Search the data below for the string "Design". Extract every line that contains it.

[Stored data]
==================================================
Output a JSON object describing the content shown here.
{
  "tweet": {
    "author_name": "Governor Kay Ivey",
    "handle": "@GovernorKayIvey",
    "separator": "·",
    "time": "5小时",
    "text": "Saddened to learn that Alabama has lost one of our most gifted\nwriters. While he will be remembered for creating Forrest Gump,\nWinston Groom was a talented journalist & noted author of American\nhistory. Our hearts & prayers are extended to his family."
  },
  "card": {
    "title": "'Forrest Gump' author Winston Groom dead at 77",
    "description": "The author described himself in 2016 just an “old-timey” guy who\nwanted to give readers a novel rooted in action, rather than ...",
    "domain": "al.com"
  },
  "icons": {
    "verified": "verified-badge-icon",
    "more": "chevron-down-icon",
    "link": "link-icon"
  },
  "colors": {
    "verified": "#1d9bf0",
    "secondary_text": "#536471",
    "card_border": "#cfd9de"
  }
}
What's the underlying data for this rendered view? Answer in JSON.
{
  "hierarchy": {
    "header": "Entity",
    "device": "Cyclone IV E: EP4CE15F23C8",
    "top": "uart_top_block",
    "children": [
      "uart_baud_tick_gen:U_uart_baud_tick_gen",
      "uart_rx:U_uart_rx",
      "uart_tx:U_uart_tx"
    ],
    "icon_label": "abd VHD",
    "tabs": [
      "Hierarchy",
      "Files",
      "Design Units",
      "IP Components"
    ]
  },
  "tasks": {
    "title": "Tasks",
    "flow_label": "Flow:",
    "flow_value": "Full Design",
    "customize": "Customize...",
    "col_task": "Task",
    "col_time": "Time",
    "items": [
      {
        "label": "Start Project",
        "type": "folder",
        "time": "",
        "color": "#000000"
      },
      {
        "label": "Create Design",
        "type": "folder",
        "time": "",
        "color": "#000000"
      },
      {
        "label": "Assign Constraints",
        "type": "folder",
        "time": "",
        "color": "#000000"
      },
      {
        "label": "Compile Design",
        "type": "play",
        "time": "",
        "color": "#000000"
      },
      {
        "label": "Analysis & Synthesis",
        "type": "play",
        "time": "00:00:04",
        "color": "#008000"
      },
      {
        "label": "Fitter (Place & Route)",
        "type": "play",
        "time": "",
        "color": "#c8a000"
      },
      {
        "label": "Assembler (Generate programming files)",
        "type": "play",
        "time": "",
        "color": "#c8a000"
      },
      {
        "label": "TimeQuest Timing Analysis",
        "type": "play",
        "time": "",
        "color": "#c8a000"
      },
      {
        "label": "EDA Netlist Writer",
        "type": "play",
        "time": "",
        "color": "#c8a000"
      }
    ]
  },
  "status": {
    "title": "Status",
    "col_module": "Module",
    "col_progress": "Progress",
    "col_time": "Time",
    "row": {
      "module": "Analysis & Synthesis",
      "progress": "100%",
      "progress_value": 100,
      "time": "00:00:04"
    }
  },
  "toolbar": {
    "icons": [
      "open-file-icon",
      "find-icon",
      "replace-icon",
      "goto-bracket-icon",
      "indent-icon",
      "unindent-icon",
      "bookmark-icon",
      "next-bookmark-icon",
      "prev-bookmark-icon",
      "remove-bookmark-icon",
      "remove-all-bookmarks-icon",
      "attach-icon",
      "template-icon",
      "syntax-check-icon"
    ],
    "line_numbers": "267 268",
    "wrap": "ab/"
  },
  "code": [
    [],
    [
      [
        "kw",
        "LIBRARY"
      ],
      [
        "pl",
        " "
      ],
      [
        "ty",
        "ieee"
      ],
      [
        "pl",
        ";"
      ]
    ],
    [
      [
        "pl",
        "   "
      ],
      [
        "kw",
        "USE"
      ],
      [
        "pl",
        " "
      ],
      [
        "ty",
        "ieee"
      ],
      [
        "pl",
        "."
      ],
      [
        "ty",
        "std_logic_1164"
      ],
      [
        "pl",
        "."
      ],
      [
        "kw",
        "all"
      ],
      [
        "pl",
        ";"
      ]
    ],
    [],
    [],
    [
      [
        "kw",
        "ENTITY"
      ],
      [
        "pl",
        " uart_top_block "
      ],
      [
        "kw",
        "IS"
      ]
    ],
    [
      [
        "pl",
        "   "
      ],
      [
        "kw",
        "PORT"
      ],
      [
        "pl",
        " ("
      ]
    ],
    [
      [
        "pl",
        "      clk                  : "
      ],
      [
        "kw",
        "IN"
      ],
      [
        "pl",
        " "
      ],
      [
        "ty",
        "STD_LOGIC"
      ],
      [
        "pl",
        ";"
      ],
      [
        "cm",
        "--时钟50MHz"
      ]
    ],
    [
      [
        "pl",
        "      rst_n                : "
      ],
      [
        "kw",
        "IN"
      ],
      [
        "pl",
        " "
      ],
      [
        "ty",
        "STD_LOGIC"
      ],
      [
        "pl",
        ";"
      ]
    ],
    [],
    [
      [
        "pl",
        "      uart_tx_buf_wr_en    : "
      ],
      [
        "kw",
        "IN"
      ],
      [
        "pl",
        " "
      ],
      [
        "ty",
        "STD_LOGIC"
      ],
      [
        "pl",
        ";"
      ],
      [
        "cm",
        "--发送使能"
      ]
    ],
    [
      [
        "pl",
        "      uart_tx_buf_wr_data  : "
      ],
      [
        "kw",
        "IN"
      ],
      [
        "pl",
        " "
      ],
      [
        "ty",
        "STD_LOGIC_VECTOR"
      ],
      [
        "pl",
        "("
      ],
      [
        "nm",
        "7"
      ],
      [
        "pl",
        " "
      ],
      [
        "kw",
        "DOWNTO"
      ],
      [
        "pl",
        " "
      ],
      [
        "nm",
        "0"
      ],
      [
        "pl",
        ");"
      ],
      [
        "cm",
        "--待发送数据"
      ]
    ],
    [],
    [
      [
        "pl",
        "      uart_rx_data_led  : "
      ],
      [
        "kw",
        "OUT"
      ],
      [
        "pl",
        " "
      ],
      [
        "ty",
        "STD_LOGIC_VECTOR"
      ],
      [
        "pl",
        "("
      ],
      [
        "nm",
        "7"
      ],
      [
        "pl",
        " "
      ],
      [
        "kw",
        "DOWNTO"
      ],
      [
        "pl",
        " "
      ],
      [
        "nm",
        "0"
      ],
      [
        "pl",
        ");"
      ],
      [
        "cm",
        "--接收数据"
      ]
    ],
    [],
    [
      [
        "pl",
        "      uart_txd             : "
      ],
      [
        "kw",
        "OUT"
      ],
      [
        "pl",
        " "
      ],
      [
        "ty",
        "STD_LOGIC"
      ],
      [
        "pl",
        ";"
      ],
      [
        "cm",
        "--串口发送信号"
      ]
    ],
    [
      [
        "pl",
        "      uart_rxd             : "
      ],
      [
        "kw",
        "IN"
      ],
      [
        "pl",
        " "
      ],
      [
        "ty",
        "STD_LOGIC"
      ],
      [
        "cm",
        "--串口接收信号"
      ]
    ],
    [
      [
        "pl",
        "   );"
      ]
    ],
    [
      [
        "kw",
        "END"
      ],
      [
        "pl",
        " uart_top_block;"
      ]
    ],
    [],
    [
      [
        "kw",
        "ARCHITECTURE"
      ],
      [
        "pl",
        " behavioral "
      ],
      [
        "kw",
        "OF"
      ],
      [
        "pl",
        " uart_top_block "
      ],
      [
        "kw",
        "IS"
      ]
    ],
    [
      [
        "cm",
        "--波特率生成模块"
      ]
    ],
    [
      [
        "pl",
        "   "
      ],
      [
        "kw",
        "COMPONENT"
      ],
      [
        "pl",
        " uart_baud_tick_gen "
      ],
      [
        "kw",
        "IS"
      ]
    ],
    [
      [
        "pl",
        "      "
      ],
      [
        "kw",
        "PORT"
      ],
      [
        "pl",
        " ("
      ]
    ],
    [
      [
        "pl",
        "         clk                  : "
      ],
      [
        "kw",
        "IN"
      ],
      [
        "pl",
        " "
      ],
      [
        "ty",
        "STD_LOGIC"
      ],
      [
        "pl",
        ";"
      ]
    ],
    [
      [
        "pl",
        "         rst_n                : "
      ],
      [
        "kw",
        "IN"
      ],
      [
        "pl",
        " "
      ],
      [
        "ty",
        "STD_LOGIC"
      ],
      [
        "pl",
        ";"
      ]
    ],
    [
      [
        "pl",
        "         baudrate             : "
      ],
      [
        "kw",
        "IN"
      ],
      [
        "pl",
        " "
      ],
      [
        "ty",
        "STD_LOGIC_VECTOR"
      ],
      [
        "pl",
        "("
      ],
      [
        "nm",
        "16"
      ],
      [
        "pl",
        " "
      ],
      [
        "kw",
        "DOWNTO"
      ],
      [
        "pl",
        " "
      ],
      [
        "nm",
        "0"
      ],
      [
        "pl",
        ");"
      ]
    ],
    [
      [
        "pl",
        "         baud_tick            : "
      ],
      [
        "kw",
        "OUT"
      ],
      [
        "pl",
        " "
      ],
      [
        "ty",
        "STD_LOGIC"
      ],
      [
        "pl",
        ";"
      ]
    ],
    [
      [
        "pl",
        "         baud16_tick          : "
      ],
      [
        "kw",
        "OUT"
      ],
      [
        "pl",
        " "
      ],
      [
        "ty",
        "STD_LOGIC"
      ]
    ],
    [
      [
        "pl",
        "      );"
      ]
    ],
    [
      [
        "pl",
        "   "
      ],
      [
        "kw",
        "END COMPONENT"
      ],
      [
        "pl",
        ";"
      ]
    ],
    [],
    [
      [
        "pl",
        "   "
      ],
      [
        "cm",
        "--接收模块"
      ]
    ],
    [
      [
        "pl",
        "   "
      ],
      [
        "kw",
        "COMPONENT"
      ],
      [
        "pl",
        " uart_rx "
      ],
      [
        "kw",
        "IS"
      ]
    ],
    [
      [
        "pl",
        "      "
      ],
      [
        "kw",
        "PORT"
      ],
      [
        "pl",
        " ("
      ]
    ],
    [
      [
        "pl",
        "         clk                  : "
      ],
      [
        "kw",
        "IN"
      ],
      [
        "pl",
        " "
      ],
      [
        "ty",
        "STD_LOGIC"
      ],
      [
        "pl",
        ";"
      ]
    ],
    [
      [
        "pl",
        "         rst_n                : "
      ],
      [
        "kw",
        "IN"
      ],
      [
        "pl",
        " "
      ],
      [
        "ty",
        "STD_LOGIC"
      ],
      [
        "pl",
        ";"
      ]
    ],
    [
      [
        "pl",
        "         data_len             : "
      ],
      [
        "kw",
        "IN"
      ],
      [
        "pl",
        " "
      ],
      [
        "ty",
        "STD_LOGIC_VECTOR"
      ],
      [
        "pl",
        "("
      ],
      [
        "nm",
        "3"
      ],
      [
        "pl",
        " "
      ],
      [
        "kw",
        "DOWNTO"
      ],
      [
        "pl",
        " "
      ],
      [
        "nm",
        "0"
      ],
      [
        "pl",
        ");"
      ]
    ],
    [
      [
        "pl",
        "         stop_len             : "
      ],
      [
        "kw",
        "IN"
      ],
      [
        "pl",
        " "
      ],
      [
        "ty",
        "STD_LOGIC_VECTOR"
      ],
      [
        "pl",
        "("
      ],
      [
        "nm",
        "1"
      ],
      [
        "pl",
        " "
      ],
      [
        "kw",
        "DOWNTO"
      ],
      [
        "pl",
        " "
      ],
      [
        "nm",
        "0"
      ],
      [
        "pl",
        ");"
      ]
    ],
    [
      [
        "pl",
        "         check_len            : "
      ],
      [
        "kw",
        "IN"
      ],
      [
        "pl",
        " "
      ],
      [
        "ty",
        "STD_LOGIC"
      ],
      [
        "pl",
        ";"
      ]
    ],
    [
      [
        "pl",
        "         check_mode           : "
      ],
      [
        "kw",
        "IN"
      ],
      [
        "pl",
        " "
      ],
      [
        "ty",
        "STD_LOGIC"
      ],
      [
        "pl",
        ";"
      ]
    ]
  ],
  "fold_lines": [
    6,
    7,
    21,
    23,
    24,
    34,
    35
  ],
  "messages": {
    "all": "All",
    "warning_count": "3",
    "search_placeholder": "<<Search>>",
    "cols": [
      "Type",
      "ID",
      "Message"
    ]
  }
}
==================================================
Finished exercise =
      "Design Units",
    "flow_value": "Full Design",
        "label": "Create Design",
        "label": "Compile Design",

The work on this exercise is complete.